• _The task_
Your task is to copy every line of this material exactly.
-- Start of Record excerpts --
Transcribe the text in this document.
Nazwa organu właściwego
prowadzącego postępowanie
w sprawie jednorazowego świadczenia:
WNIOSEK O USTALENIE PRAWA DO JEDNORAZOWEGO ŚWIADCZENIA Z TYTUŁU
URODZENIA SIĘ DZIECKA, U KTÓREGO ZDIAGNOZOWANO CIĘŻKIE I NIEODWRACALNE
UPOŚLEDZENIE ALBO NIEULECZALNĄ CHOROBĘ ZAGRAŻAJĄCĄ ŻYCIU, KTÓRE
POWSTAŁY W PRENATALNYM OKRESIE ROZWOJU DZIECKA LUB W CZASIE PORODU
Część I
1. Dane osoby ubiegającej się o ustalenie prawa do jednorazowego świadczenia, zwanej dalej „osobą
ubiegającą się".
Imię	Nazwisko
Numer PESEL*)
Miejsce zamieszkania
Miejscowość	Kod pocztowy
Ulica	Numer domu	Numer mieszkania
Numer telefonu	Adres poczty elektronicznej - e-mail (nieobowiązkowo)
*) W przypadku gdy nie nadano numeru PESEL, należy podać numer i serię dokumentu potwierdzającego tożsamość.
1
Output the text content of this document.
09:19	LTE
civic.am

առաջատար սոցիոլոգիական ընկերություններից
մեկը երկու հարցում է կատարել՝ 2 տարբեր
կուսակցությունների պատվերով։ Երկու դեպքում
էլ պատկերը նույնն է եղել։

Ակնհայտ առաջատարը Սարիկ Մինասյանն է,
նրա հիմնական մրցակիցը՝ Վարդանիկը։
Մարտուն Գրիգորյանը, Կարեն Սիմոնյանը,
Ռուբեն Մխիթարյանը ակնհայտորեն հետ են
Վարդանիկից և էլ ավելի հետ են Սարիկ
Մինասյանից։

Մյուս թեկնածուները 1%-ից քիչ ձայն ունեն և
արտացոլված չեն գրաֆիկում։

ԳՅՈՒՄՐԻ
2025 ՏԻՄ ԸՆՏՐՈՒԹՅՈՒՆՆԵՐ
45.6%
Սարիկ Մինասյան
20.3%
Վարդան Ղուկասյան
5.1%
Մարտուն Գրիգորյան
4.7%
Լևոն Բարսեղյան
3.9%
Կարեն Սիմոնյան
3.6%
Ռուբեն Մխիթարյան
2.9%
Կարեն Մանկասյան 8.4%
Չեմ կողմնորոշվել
-- End of Record excerpts --
• _Right answer_
Transcribe the text in this document.
Nazwa organu właściwego
prowadzącego postępowanie
w sprawie jednorazowego świadczenia:
WNIOSEK O USTALENIE PRAWA DO JEDNORAZOWEGO ŚWIADCZENIA Z TYTUŁU
URODZENIA SIĘ DZIECKA, U KTÓREGO ZDIAGNOZOWANO CIĘŻKIE I NIEODWRACALNE
UPOŚLEDZENIE ALBO NIEULECZALNĄ CHOROBĘ ZAGRAŻAJĄCĄ ŻYCIU, KTÓRE
POWSTAŁY W PRENATALNYM OKRESIE ROZWOJU DZIECKA LUB W CZASIE PORODU
Część I
1. Dane osoby ubiegającej się o ustalenie prawa do jednorazowego świadczenia, zwanej dalej „osobą
ubiegającą się".
Imię	Nazwisko
Numer PESEL*)
Miejsce zamieszkania
Miejscowość	Kod pocztowy
Ulica	Numer domu	Numer mieszkania
Numer telefonu	Adres poczty elektronicznej - e-mail (nieobowiązkowo)
*) W przypadku gdy nie nadano numeru PESEL, należy podać numer i serię dokumentu potwierdzającego tożsamość.
1
Output the text content of this document.
09:19	LTE
civic.am

առաջատար սոցիոլոգիական ընկերություններից
մեկը երկու հարցում է կատարել՝ 2 տարբեր
կուսակցությունների պատվերով։ Երկու դեպքում
էլ պատկերը նույնն է եղել։

Ակնհայտ առաջատարը Սարիկ Մինասյանն է,
նրա հիմնական մրցակիցը՝ Վարդանիկը։
Մարտուն Գրիգորյանը, Կարեն Սիմոնյանը,
Ռուբեն Մխիթարյանը ակնհայտորեն հետ են
Վարդանիկից և էլ ավելի հետ են Սարիկ
Մինասյանից։

Մյուս թեկնածուները 1%-ից քիչ ձայն ունեն և
արտացոլված չեն գրաֆիկում։

ԳՅՈՒՄՐԻ
2025 ՏԻՄ ԸՆՏՐՈՒԹՅՈՒՆՆԵՐ
45.6%
Սարիկ Մինասյան
20.3%
Վարդան Ղուկասյան
5.1%
Մարտուն Գրիգորյան
4.7%
Լևոն Բարսեղյան
3.9%
Կարեն Սիմոնյան
3.6%
Ռուբեն Մխիթարյան
2.9%
Կարեն Մանկասյան 8.4%
Չեմ կողմնորոշվել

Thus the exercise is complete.